╔══
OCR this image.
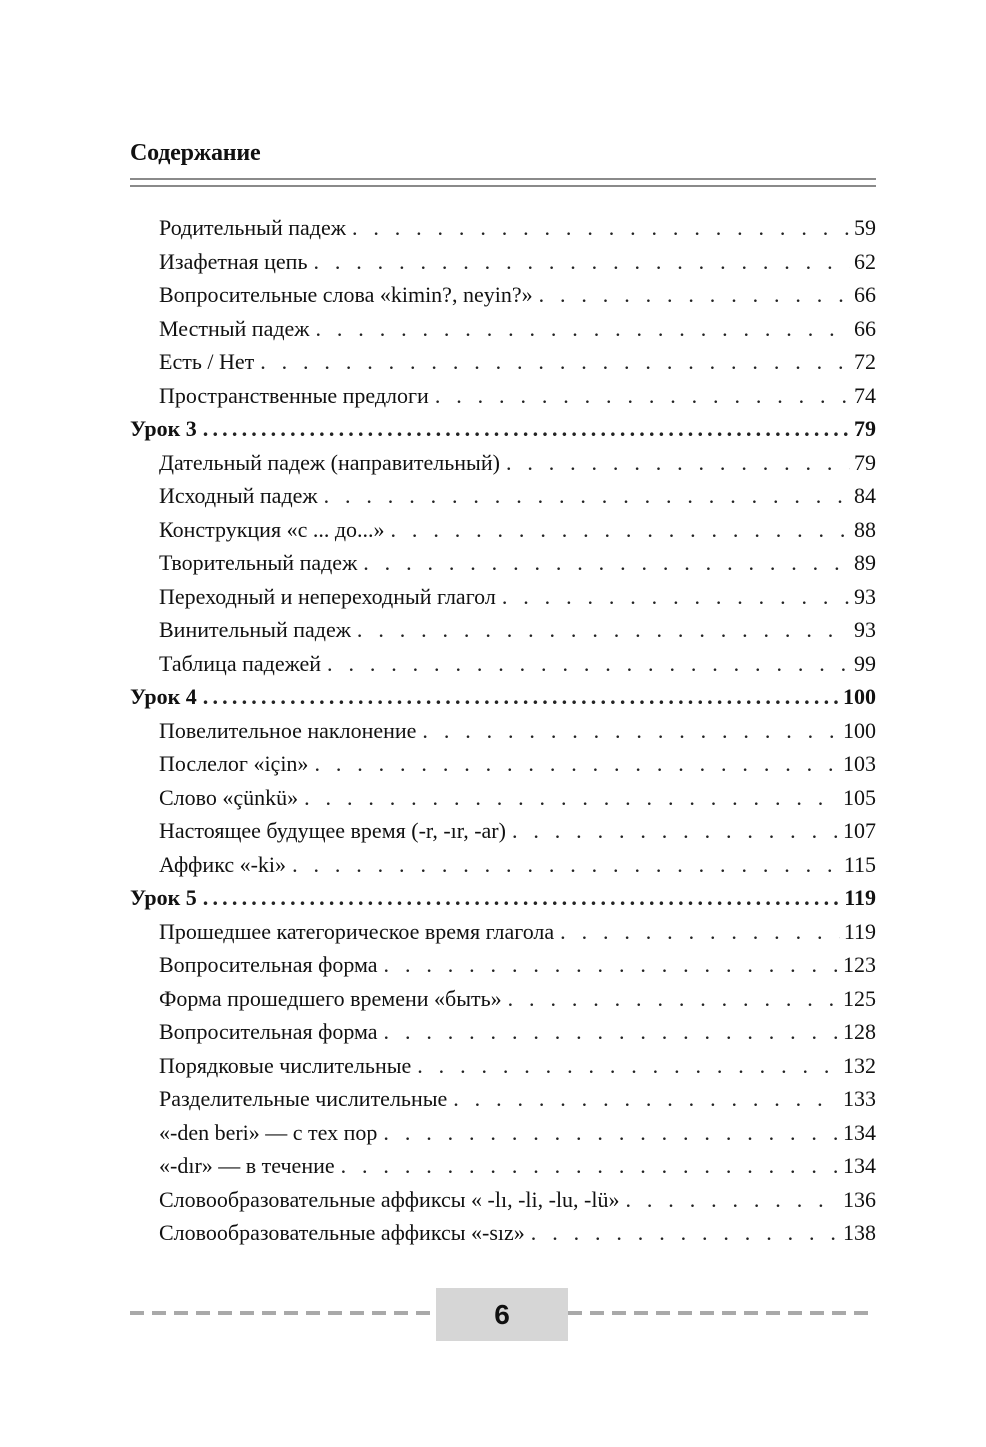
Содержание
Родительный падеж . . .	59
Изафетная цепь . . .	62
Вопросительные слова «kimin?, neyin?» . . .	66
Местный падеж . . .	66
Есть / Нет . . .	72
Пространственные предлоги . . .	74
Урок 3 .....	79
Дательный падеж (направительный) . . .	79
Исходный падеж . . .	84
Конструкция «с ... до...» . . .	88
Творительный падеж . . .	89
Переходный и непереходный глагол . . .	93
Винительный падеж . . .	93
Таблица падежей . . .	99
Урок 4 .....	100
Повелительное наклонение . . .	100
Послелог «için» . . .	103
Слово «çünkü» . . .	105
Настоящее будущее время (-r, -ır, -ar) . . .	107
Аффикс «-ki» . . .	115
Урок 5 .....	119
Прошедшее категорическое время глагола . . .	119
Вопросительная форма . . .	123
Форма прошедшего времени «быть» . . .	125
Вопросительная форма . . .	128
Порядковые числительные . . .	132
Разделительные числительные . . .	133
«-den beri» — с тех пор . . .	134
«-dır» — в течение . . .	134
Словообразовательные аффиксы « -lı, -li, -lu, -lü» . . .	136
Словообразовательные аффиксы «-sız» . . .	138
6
╚══
GIVEN PROBLEM: Strip out the images, then output the records above word for word.

SOLUTION BELOW:
OCR this image.
Содержание
Родительный падеж . . .	59
Изафетная цепь . . .	62
Вопросительные слова «kimin?, neyin?» . . .	66
Местный падеж . . .	66
Есть / Нет . . .	72
Пространственные предлоги . . .	74
Урок 3 .....	79
Дательный падеж (направительный) . . .	79
Исходный падеж . . .	84
Конструкция «с ... до...» . . .	88
Творительный падеж . . .	89
Переходный и непереходный глагол . . .	93
Винительный падеж . . .	93
Таблица падежей . . .	99
Урок 4 .....	100
Повелительное наклонение . . .	100
Послелог «için» . . .	103
Слово «çünkü» . . .	105
Настоящее будущее время (-r, -ır, -ar) . . .	107
Аффикс «-ki» . . .	115
Урок 5 .....	119
Прошедшее категорическое время глагола . . .	119
Вопросительная форма . . .	123
Форма прошедшего времени «быть» . . .	125
Вопросительная форма . . .	128
Порядковые числительные . . .	132
Разделительные числительные . . .	133
«-den beri» — с тех пор . . .	134
«-dır» — в течение . . .	134
Словообразовательные аффиксы « -lı, -li, -lu, -lü» . . .	136
Словообразовательные аффиксы «-sız» . . .	138
6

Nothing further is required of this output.